- What is required: Using the data below, copy every line that contains the word "есть".

[Data extracted from a collection]
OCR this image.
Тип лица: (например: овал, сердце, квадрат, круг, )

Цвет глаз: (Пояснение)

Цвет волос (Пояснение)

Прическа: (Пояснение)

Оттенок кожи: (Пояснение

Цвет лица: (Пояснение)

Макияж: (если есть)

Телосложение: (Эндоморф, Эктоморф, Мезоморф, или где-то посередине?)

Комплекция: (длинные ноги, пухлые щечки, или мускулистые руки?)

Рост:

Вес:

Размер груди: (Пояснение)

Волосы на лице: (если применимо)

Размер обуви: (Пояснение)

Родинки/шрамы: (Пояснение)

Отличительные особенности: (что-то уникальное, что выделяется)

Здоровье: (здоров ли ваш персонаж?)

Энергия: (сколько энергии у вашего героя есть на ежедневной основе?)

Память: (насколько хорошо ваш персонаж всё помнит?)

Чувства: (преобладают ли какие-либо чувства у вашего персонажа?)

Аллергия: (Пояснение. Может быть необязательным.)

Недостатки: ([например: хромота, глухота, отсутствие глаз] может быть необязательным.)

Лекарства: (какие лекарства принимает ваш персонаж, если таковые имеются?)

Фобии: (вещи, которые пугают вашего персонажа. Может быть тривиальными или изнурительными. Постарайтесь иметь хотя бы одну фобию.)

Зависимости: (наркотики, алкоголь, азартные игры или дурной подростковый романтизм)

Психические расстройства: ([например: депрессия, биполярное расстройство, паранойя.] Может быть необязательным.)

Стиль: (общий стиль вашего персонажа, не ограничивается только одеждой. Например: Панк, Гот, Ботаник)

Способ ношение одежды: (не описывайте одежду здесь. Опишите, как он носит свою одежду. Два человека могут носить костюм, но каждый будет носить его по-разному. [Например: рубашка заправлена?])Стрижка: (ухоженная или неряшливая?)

- Result of the task:
Макияж: (если есть)
Энергия: (сколько энергии у вашего героя есть на ежедневной основе?)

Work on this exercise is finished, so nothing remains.